§ Objective
Using the listing below, please gather every line containing the word "mạch".

§ Material provided

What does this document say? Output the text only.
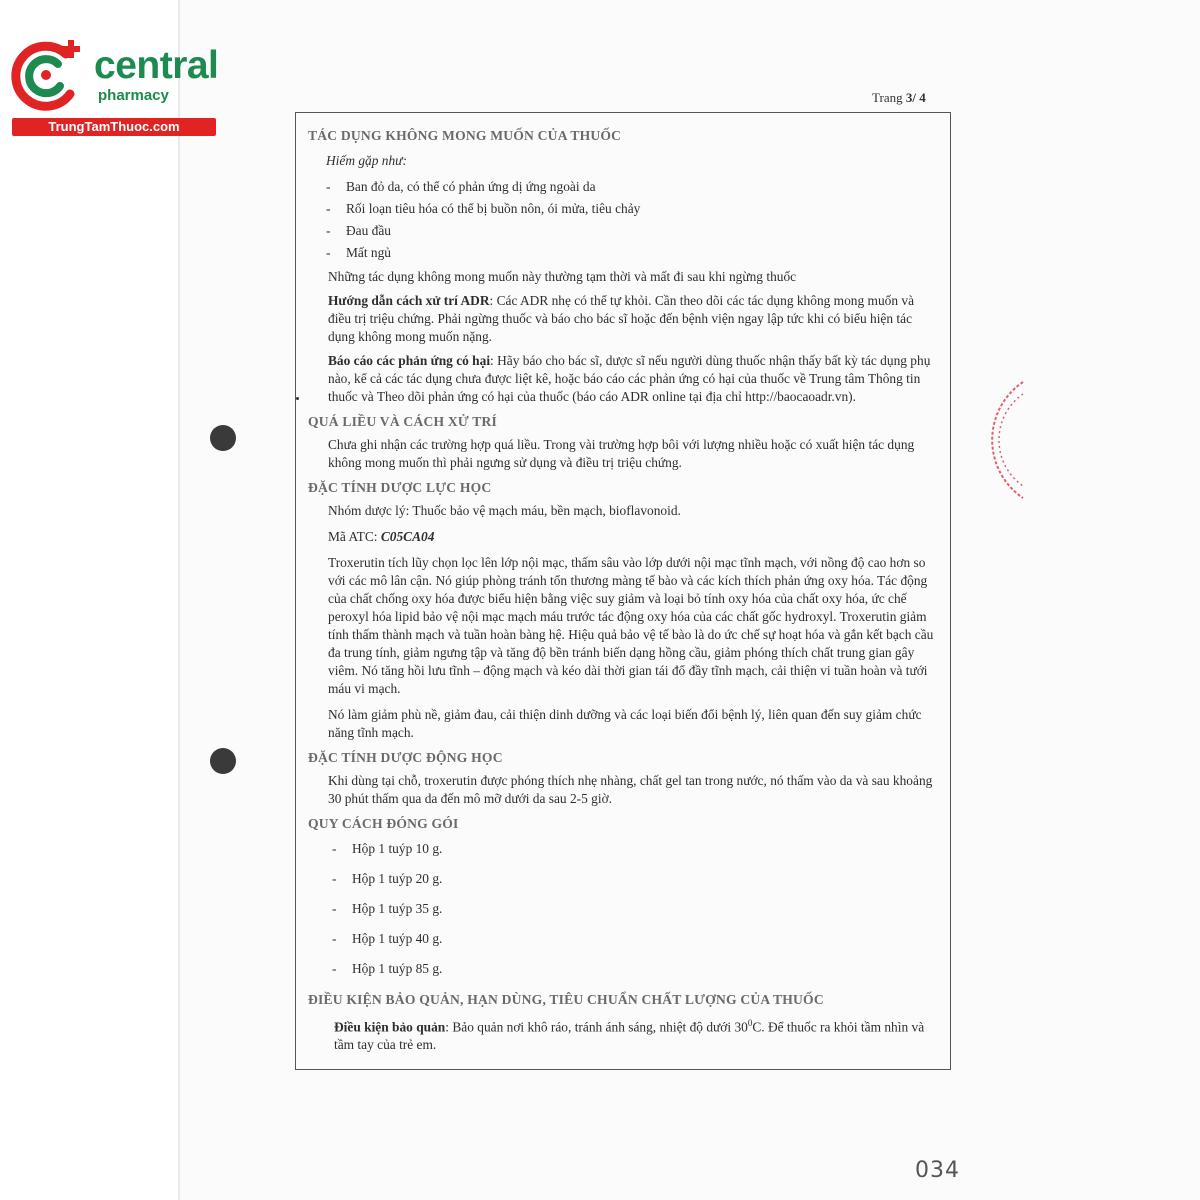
central
pharmacy
TrungTamThuoc.com
Trang 3/ 4
TÁC DỤNG KHÔNG MONG MUỐN CỦA THUỐC

Hiếm gặp như:

- Ban đỏ da, có thể có phản ứng dị ứng ngoài da
- Rối loạn tiêu hóa có thể bị buồn nôn, ói mửa, tiêu chảy
- Đau đầu
- Mất ngủ

Những tác dụng không mong muốn này thường tạm thời và mất đi sau khi ngừng thuốc

Hướng dẫn cách xử trí ADR: Các ADR nhẹ có thể tự khỏi. Cần theo dõi các tác dụng không mong muốn và điều trị triệu chứng. Phải ngừng thuốc và báo cho bác sĩ hoặc đến bệnh viện ngay lập tức khi có biểu hiện tác dụng không mong muốn nặng.

Báo cáo các phản ứng có hại: Hãy báo cho bác sĩ, dược sĩ nếu người dùng thuốc nhận thấy bất kỳ tác dụng phụ nào, kể cả các tác dụng chưa được liệt kê, hoặc báo cáo các phản ứng có hại của thuốc về Trung tâm Thông tin thuốc và Theo dõi phản ứng có hại của thuốc (báo cáo ADR online tại địa chỉ http://baocaoadr.vn).

QUÁ LIỀU VÀ CÁCH XỬ TRÍ

Chưa ghi nhận các trường hợp quá liều. Trong vài trường hợp bôi với lượng nhiều hoặc có xuất hiện tác dụng không mong muốn thì phải ngưng sử dụng và điều trị triệu chứng.

ĐẶC TÍNH DƯỢC LỰC HỌC

Nhóm dược lý: Thuốc bảo vệ mạch máu, bền mạch, bioflavonoid.

Mã ATC: C05CA04

Troxerutin tích lũy chọn lọc lên lớp nội mạc, thấm sâu vào lớp dưới nội mạc tĩnh mạch, với nồng độ cao hơn so với các mô lân cận. Nó giúp phòng tránh tổn thương màng tế bào và các kích thích phản ứng oxy hóa. Tác động của chất chống oxy hóa được biểu hiện bằng việc suy giảm và loại bỏ tính oxy hóa của chất oxy hóa, ức chế peroxyl hóa lipid bảo vệ nội mạc mạch máu trước tác động oxy hóa của các chất gốc hydroxyl. Troxerutin giảm tính thấm thành mạch và tuần hoàn bàng hệ. Hiệu quả bảo vệ tế bào là do ức chế sự hoạt hóa và gắn kết bạch cầu đa trung tính, giảm ngưng tập và tăng độ bền tránh biến dạng hồng cầu, giảm phóng thích chất trung gian gây viêm. Nó tăng hồi lưu tĩnh – động mạch và kéo dài thời gian tái đổ đầy tĩnh mạch, cải thiện vi tuần hoàn và tưới máu vi mạch.

Nó làm giảm phù nề, giảm đau, cải thiện dinh dưỡng và các loại biến đổi bệnh lý, liên quan đến suy giảm chức năng tĩnh mạch.

ĐẶC TÍNH DƯỢC ĐỘNG HỌC

Khi dùng tại chỗ, troxerutin được phóng thích nhẹ nhàng, chất gel tan trong nước, nó thấm vào da và sau khoảng 30 phút thấm qua da đến mô mỡ dưới da sau 2-5 giờ.

QUY CÁCH ĐÓNG GÓI
- Hộp 1 tuýp 10 g.
- Hộp 1 tuýp 20 g.
- Hộp 1 tuýp 35 g.
- Hộp 1 tuýp 40 g.
- Hộp 1 tuýp 85 g.
ĐIỀU KIỆN BẢO QUẢN, HẠN DÙNG, TIÊU CHUẨN CHẤT LƯỢNG CỦA THUỐC

Điều kiện bảo quản: Bảo quản nơi khô ráo, tránh ánh sáng, nhiệt độ dưới $30^0C$. Để thuốc ra khỏi tầm nhìn và tầm tay của trẻ em.

034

§ Answer in full
Nhóm dược lý: Thuốc bảo vệ mạch máu, bền mạch, bioflavonoid.
Troxerutin tích lũy chọn lọc lên lớp nội mạc, thấm sâu vào lớp dưới nội mạc tĩnh mạch, với nồng độ cao hơn so với các mô lân cận. Nó giúp phòng tránh tổn thương màng tế bào và các kích thích phản ứng oxy hóa. Tác động của chất chống oxy hóa được biểu hiện bằng việc suy giảm và loại bỏ tính oxy hóa của chất oxy hóa, ức chế peroxyl hóa lipid bảo vệ nội mạc mạch máu trước tác động oxy hóa của các chất gốc hydroxyl. Troxerutin giảm tính thấm thành mạch và tuần hoàn bàng hệ. Hiệu quả bảo vệ tế bào là do ức chế sự hoạt hóa và gắn kết bạch cầu đa trung tính, giảm ngưng tập và tăng độ bền tránh biến dạng hồng cầu, giảm phóng thích chất trung gian gây viêm. Nó tăng hồi lưu tĩnh – động mạch và kéo dài thời gian tái đổ đầy tĩnh mạch, cải thiện vi tuần hoàn và tưới máu vi mạch.
Nó làm giảm phù nề, giảm đau, cải thiện dinh dưỡng và các loại biến đổi bệnh lý, liên quan đến suy giảm chức năng tĩnh mạch.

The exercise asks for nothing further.